▸ **Exercise**: Look through the records below, and copy out every line that holds the string "трансформаторов".

== == ==

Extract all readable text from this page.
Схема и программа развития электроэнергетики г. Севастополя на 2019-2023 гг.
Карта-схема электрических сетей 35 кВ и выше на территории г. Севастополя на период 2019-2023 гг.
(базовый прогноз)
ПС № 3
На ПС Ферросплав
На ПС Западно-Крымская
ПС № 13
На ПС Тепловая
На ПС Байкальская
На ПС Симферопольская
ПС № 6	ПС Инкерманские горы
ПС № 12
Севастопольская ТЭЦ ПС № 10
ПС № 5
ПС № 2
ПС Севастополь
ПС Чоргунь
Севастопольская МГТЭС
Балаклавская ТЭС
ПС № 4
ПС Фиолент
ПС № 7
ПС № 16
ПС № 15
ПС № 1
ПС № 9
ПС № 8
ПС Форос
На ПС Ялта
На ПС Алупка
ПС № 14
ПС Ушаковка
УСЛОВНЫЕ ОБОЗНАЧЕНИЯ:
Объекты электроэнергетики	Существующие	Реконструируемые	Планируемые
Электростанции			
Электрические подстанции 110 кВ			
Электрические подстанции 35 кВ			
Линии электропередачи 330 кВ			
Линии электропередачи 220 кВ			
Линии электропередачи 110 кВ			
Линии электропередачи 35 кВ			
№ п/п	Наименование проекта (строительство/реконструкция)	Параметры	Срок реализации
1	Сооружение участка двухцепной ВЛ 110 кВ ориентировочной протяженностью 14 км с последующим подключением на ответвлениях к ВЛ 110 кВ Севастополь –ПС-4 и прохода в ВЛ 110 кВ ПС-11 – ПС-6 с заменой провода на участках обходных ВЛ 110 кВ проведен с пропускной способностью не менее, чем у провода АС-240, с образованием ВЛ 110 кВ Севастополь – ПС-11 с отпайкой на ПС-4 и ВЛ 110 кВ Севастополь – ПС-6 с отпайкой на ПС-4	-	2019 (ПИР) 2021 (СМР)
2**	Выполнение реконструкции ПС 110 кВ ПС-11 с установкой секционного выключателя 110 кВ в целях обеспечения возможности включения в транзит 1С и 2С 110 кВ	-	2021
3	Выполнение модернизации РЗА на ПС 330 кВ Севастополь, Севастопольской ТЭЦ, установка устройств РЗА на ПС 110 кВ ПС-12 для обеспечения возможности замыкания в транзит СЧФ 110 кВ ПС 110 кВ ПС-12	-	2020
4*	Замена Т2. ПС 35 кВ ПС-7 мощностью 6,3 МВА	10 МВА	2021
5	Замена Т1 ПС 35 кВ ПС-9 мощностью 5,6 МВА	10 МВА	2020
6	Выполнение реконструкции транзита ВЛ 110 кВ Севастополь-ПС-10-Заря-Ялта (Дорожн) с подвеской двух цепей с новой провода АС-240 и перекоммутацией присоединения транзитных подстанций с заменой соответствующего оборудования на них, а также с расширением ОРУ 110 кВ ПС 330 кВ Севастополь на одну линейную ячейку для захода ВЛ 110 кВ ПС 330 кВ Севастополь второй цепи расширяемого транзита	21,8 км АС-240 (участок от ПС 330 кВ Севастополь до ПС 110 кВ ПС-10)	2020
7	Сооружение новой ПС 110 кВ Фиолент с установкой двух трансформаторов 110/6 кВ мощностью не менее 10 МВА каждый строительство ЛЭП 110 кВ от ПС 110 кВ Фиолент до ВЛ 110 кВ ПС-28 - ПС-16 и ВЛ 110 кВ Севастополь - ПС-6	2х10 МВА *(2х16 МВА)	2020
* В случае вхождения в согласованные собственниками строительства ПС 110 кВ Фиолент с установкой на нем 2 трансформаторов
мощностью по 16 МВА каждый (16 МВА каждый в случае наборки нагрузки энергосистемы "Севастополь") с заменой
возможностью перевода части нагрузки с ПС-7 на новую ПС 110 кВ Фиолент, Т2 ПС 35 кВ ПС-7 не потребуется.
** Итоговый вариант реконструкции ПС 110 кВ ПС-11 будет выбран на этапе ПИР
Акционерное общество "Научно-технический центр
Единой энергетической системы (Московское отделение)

== == ==

▸ **Result of this exercise**:
7	Сооружение новой ПС 110 кВ Фиолент с установкой двух трансформаторов 110/6 кВ мощностью не менее 10 МВА каждый строительство ЛЭП 110 кВ от ПС 110 кВ Фиолент до ВЛ 110 кВ ПС-28 - ПС-16 и ВЛ 110 кВ Севастополь - ПС-6	2х10 МВА *(2х16 МВА)	2020
* В случае вхождения в согласованные собственниками строительства ПС 110 кВ Фиолент с установкой на нем 2 трансформаторов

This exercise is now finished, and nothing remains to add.